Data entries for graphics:
○ ○ ○ ○ ○
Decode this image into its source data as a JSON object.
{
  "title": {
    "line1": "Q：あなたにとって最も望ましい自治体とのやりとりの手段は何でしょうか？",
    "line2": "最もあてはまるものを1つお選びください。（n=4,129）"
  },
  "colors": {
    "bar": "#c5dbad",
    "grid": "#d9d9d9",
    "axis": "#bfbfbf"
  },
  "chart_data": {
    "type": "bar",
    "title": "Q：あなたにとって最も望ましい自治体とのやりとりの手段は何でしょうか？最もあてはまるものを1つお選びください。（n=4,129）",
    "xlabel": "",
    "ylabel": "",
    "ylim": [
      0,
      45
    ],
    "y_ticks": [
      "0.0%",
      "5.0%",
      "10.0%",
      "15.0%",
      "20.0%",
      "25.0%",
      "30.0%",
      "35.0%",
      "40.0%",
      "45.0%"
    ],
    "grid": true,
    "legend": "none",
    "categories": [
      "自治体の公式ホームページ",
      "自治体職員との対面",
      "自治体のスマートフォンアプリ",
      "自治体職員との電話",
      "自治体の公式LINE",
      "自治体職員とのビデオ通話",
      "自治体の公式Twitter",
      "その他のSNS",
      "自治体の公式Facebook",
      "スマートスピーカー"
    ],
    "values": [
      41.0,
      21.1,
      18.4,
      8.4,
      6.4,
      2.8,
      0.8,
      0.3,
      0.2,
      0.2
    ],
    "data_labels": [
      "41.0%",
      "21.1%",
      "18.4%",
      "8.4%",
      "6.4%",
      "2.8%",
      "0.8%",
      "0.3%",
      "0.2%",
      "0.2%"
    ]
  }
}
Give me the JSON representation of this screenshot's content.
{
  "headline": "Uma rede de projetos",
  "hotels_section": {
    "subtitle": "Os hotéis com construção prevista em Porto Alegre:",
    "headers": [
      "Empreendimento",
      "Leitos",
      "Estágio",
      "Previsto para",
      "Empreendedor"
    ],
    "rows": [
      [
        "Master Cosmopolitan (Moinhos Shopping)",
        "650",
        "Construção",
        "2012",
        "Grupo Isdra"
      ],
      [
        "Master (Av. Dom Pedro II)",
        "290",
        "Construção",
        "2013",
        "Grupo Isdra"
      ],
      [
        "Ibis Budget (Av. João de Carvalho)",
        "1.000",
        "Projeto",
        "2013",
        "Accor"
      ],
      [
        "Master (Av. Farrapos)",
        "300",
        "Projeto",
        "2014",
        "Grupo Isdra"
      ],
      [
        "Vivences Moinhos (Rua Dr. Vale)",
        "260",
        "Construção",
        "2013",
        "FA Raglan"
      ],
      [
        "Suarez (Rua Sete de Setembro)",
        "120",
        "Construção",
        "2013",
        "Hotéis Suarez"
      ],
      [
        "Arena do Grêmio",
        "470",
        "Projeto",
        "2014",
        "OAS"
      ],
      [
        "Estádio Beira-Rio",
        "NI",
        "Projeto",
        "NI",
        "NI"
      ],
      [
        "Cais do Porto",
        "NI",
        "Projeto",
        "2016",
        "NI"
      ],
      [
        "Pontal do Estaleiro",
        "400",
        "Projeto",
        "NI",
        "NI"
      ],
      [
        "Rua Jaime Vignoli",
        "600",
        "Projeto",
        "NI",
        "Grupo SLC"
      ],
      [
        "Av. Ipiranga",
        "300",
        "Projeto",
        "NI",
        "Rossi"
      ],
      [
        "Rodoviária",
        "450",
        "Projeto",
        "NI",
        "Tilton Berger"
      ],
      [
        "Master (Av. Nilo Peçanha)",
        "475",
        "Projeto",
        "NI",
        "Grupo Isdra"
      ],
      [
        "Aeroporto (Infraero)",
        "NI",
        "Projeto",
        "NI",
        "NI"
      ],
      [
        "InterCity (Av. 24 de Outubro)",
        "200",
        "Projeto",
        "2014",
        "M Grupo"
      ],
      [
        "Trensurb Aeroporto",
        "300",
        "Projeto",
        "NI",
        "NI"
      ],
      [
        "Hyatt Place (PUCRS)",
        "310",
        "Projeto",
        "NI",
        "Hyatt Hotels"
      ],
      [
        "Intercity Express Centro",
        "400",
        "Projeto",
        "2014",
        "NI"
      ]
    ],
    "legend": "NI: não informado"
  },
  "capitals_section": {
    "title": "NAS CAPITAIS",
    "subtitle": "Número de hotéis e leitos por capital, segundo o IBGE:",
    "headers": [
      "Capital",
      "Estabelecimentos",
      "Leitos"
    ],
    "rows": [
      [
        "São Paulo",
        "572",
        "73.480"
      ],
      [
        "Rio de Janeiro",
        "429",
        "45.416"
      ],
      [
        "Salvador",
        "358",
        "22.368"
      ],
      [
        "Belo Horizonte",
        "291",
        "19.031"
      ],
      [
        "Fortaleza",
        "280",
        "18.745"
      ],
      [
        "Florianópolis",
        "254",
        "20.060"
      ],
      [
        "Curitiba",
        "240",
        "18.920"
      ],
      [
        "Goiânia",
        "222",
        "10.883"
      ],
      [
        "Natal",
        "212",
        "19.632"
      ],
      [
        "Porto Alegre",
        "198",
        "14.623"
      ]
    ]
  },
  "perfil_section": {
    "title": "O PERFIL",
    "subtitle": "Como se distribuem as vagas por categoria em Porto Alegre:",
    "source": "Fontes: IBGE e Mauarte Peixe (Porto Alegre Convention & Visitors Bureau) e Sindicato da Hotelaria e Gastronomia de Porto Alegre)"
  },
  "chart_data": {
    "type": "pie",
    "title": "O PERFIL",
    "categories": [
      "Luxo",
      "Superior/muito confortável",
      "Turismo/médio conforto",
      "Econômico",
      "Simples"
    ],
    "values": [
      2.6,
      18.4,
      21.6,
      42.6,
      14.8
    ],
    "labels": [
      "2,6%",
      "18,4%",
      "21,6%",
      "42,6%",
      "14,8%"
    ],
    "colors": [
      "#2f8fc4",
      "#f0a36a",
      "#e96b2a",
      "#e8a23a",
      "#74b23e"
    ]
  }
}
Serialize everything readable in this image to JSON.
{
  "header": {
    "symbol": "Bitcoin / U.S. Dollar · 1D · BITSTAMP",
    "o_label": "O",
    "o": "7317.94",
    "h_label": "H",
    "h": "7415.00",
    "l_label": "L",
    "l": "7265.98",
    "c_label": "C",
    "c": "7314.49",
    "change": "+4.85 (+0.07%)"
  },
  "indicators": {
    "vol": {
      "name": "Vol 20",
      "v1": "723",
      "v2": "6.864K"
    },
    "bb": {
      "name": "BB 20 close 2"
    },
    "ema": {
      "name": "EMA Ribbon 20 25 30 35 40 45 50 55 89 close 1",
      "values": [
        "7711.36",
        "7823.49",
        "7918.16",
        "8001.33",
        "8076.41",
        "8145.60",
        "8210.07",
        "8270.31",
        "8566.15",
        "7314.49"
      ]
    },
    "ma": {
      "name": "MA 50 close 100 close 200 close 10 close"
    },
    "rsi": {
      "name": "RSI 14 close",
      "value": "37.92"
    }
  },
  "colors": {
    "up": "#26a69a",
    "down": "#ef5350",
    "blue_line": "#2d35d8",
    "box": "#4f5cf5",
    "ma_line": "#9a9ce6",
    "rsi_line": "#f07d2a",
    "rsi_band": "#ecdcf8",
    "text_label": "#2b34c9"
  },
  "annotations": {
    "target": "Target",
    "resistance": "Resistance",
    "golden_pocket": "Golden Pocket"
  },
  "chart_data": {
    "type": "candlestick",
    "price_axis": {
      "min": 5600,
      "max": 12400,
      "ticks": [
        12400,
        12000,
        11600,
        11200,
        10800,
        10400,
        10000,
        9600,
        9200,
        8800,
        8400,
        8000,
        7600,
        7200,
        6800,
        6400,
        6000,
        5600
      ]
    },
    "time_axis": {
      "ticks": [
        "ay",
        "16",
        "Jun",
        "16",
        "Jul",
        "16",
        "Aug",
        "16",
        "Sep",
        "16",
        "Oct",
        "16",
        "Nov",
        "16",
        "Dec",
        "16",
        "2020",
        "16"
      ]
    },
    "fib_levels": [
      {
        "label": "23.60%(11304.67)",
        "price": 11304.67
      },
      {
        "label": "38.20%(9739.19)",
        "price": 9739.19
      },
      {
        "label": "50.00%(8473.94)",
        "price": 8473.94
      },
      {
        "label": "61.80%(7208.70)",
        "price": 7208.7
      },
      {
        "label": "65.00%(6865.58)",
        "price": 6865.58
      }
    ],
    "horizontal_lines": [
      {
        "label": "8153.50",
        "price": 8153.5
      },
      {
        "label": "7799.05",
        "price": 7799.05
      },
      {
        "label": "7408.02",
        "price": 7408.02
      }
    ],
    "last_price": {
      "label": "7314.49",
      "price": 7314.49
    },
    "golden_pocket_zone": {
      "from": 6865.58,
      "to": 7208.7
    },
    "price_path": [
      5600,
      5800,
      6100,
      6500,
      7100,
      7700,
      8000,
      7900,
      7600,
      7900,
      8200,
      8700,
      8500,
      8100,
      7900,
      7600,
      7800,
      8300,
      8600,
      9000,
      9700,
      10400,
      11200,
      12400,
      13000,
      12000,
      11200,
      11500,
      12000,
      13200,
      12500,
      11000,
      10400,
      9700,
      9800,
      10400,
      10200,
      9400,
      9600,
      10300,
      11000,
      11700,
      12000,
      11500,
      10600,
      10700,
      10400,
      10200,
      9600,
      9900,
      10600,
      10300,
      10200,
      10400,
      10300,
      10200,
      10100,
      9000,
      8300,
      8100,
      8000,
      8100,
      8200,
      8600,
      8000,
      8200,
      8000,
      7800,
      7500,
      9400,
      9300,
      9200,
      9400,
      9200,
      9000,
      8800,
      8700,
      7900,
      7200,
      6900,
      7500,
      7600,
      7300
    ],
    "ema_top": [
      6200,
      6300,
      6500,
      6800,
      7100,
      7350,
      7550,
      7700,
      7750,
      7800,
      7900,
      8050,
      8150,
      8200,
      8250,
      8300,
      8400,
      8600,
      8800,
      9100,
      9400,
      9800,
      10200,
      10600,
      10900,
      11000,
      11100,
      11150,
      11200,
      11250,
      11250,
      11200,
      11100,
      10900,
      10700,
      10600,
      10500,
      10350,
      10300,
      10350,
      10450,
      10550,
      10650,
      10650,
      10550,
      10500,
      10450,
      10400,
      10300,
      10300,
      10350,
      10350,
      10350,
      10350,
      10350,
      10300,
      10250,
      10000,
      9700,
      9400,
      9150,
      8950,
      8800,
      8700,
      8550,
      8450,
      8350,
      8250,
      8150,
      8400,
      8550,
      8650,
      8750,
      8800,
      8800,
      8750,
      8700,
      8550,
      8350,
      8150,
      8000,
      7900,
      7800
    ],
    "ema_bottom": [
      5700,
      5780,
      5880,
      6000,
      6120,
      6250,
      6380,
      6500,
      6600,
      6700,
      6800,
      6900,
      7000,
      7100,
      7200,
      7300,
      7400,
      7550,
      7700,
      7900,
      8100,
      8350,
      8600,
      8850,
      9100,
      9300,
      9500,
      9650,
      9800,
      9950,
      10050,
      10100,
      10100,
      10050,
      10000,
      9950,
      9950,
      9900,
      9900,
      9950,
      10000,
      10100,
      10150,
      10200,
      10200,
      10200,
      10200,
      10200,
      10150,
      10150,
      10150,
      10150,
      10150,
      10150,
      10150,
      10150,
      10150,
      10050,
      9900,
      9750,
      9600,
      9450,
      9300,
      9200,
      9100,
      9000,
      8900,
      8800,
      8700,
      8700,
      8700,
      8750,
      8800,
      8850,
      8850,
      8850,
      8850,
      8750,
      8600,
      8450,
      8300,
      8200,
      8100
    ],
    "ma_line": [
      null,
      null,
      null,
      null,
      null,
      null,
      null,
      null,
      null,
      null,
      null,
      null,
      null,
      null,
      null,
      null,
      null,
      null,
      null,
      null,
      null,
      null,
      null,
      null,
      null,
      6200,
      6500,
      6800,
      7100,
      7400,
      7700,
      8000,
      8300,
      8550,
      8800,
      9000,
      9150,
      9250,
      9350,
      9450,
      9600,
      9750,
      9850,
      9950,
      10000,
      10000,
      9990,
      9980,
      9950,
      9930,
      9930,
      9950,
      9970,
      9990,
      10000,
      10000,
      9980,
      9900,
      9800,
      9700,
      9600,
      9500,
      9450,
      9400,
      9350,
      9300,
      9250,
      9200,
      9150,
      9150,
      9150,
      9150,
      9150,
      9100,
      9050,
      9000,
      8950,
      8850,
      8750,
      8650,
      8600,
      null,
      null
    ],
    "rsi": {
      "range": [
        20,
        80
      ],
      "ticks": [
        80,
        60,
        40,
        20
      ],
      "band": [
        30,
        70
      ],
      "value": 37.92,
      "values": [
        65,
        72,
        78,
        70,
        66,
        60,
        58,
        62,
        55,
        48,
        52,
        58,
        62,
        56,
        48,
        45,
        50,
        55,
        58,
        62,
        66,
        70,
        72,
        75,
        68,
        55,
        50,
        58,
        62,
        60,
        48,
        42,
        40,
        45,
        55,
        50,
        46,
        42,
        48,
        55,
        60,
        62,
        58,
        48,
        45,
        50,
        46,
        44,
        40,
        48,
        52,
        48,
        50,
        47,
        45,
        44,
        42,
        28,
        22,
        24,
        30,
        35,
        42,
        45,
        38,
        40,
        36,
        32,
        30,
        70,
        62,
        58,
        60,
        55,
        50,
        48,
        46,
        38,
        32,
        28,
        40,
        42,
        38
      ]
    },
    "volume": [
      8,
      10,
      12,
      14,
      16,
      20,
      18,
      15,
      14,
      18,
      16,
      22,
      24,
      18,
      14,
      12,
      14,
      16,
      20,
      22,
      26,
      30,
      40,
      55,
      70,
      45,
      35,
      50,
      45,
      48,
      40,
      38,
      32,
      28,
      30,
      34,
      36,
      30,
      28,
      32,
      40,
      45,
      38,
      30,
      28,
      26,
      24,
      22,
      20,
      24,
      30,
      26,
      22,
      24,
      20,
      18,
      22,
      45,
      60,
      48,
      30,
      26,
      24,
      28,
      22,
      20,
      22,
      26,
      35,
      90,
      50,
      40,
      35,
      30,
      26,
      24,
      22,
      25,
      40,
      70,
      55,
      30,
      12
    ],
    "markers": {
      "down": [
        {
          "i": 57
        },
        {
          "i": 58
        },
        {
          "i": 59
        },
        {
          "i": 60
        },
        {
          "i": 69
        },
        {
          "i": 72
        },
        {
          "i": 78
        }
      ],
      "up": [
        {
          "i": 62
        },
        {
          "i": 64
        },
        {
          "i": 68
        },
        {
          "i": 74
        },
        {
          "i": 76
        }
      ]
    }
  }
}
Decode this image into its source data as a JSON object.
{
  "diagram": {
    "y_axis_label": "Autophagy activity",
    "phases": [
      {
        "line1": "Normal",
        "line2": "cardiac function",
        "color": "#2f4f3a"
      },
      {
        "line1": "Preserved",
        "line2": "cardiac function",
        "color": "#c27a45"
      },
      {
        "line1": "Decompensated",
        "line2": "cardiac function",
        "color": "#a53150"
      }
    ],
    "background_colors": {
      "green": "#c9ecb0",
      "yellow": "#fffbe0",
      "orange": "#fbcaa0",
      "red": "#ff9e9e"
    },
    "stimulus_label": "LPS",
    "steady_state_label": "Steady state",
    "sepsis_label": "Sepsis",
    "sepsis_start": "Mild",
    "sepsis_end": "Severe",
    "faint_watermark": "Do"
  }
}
○ ○ ○ ○ ○
> _Your objective_
Determine how many lines of the listing hold the word "Alegre" and reply with that figure alone.

> _Task answer_
4